>> START Given data

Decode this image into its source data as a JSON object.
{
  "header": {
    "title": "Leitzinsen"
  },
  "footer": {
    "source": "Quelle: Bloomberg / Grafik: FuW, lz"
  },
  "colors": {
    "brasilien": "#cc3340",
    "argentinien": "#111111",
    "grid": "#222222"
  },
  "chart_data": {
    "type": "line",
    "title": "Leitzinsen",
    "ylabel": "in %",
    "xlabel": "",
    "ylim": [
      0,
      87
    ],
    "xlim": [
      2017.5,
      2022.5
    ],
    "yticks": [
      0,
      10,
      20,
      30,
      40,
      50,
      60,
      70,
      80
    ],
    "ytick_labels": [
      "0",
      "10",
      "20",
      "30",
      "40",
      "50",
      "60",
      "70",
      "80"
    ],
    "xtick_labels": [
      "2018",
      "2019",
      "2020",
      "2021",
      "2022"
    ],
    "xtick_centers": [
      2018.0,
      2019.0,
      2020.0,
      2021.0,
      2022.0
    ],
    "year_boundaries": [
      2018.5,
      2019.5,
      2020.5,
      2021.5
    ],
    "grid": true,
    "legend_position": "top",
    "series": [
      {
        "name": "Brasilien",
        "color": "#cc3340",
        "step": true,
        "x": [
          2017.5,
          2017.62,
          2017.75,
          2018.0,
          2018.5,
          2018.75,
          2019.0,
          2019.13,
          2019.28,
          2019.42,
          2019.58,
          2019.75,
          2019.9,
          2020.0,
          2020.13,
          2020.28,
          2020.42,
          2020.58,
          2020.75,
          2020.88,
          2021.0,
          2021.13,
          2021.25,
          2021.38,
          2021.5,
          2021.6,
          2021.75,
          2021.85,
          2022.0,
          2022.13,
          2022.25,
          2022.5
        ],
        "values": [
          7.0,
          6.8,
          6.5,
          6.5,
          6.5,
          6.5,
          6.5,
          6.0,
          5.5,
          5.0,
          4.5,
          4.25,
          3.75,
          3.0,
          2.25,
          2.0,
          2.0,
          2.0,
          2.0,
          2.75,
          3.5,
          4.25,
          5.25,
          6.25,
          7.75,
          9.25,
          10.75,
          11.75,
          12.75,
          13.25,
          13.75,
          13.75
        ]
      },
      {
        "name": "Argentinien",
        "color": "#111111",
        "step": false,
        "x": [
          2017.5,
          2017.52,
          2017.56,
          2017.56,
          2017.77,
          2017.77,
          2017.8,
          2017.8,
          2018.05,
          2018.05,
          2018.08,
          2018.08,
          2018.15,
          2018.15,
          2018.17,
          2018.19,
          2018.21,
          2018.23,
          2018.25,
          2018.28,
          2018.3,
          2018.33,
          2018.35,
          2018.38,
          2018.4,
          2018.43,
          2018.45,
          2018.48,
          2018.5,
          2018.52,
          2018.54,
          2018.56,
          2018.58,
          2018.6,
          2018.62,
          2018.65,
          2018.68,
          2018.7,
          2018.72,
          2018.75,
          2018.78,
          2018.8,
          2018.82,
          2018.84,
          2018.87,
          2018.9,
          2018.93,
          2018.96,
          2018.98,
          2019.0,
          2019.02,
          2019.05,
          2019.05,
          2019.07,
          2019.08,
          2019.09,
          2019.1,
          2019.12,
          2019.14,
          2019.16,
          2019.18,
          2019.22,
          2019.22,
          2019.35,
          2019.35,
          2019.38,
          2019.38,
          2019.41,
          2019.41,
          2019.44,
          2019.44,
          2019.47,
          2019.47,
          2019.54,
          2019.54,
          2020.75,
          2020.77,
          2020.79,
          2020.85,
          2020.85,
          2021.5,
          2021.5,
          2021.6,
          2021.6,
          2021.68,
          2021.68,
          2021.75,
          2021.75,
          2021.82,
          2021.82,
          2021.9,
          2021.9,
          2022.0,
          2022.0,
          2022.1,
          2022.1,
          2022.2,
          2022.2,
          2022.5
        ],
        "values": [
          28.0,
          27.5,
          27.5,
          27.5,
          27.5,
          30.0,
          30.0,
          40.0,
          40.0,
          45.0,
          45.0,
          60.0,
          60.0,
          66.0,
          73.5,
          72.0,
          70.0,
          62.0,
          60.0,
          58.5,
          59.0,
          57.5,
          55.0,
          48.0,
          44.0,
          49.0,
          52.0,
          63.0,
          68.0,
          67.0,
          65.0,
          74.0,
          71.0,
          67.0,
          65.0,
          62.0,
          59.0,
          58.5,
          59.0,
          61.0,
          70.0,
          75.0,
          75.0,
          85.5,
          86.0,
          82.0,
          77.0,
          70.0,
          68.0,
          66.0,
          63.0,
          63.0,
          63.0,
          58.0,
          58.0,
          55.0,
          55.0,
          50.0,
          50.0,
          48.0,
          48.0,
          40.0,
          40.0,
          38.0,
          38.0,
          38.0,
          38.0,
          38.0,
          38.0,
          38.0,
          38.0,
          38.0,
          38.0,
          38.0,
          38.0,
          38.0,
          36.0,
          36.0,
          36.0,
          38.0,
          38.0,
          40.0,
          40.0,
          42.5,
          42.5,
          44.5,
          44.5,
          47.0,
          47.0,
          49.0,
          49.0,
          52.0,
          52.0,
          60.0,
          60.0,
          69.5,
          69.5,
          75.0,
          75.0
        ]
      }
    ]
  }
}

>> END Given data

Exercise requirements: Of the lines above, how many contain the word "Leitzinsen"? Provide the number and nothing else.

The output: 2